--- Problem details ---
Repeat each line of the material exactly.
==== Extracted material ====
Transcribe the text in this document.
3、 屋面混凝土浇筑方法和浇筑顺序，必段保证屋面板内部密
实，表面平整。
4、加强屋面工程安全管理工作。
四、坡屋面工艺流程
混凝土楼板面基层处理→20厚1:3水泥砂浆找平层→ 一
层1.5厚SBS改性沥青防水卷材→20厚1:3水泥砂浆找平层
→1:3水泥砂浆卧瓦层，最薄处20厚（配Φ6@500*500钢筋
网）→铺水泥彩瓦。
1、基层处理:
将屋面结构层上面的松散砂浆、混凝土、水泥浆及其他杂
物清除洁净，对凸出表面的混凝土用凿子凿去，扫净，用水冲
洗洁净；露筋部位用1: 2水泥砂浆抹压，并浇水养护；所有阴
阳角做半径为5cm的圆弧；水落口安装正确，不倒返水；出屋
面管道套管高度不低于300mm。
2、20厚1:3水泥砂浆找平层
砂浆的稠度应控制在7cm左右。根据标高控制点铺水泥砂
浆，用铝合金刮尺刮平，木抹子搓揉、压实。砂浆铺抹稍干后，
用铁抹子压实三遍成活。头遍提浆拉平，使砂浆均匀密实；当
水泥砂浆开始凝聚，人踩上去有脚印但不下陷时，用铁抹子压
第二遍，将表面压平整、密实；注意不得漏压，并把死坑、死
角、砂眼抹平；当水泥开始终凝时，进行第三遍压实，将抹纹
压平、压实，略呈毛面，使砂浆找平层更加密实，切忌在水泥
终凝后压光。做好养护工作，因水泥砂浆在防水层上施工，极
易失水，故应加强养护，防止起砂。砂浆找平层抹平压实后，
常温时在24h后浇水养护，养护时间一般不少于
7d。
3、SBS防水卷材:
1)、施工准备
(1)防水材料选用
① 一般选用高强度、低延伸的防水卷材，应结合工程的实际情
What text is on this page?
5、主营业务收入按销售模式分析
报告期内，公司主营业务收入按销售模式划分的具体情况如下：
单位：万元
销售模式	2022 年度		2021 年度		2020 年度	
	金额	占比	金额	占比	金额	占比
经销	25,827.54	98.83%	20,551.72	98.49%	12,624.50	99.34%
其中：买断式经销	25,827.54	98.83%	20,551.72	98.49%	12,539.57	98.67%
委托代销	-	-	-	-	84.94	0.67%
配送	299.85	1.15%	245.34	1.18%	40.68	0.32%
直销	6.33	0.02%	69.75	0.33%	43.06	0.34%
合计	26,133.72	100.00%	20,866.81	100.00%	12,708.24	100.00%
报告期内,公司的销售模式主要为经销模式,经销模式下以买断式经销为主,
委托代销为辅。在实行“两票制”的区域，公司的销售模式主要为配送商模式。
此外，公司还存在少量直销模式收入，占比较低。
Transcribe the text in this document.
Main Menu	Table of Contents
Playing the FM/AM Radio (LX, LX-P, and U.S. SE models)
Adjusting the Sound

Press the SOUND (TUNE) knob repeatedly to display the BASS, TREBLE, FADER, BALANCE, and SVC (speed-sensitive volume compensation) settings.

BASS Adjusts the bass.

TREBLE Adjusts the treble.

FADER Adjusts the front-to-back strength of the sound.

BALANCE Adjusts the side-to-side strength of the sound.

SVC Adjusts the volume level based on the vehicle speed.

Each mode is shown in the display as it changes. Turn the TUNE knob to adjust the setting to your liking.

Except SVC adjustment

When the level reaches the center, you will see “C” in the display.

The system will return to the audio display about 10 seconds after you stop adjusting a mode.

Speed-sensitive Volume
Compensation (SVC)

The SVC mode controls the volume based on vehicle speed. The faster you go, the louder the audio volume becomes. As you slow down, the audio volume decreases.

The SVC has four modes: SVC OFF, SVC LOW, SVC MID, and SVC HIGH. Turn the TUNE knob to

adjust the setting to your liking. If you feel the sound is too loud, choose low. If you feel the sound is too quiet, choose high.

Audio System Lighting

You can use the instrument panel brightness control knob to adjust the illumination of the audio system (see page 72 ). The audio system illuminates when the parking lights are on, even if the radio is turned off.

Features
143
====
--- Correct response ---
Transcribe the text in this document.
3、 屋面混凝土浇筑方法和浇筑顺序，必段保证屋面板内部密
实，表面平整。
4、加强屋面工程安全管理工作。
四、坡屋面工艺流程
混凝土楼板面基层处理→20厚1:3水泥砂浆找平层→ 一
层1.5厚SBS改性沥青防水卷材→20厚1:3水泥砂浆找平层
→1:3水泥砂浆卧瓦层，最薄处20厚（配Φ6@500*500钢筋
网）→铺水泥彩瓦。
1、基层处理:
将屋面结构层上面的松散砂浆、混凝土、水泥浆及其他杂
物清除洁净，对凸出表面的混凝土用凿子凿去，扫净，用水冲
洗洁净；露筋部位用1: 2水泥砂浆抹压，并浇水养护；所有阴
阳角做半径为5cm的圆弧；水落口安装正确，不倒返水；出屋
面管道套管高度不低于300mm。
2、20厚1:3水泥砂浆找平层
砂浆的稠度应控制在7cm左右。根据标高控制点铺水泥砂
浆，用铝合金刮尺刮平，木抹子搓揉、压实。砂浆铺抹稍干后，
用铁抹子压实三遍成活。头遍提浆拉平，使砂浆均匀密实；当
水泥砂浆开始凝聚，人踩上去有脚印但不下陷时，用铁抹子压
第二遍，将表面压平整、密实；注意不得漏压，并把死坑、死
角、砂眼抹平；当水泥开始终凝时，进行第三遍压实，将抹纹
压平、压实，略呈毛面，使砂浆找平层更加密实，切忌在水泥
终凝后压光。做好养护工作，因水泥砂浆在防水层上施工，极
易失水，故应加强养护，防止起砂。砂浆找平层抹平压实后，
常温时在24h后浇水养护，养护时间一般不少于
7d。
3、SBS防水卷材:
1)、施工准备
(1)防水材料选用
① 一般选用高强度、低延伸的防水卷材，应结合工程的实际情
What text is on this page?
5、主营业务收入按销售模式分析
报告期内，公司主营业务收入按销售模式划分的具体情况如下：
单位：万元
销售模式	2022 年度		2021 年度		2020 年度	
	金额	占比	金额	占比	金额	占比
经销	25,827.54	98.83%	20,551.72	98.49%	12,624.50	99.34%
其中：买断式经销	25,827.54	98.83%	20,551.72	98.49%	12,539.57	98.67%
委托代销	-	-	-	-	84.94	0.67%
配送	299.85	1.15%	245.34	1.18%	40.68	0.32%
直销	6.33	0.02%	69.75	0.33%	43.06	0.34%
合计	26,133.72	100.00%	20,866.81	100.00%	12,708.24	100.00%
报告期内,公司的销售模式主要为经销模式,经销模式下以买断式经销为主,
委托代销为辅。在实行“两票制”的区域，公司的销售模式主要为配送商模式。
此外，公司还存在少量直销模式收入，占比较低。
Transcribe the text in this document.
Main Menu	Table of Contents
Playing the FM/AM Radio (LX, LX-P, and U.S. SE models)
Adjusting the Sound

Press the SOUND (TUNE) knob repeatedly to display the BASS, TREBLE, FADER, BALANCE, and SVC (speed-sensitive volume compensation) settings.

BASS Adjusts the bass.

TREBLE Adjusts the treble.

FADER Adjusts the front-to-back strength of the sound.

BALANCE Adjusts the side-to-side strength of the sound.

SVC Adjusts the volume level based on the vehicle speed.

Each mode is shown in the display as it changes. Turn the TUNE knob to adjust the setting to your liking.

Except SVC adjustment

When the level reaches the center, you will see “C” in the display.

The system will return to the audio display about 10 seconds after you stop adjusting a mode.

Speed-sensitive Volume
Compensation (SVC)

The SVC mode controls the volume based on vehicle speed. The faster you go, the louder the audio volume becomes. As you slow down, the audio volume decreases.

The SVC has four modes: SVC OFF, SVC LOW, SVC MID, and SVC HIGH. Turn the TUNE knob to

adjust the setting to your liking. If you feel the sound is too loud, choose low. If you feel the sound is too quiet, choose high.

Audio System Lighting

You can use the instrument panel brightness control knob to adjust the illumination of the audio system (see page 72 ). The audio system illuminates when the parking lights are on, even if the radio is turned off.

Features
143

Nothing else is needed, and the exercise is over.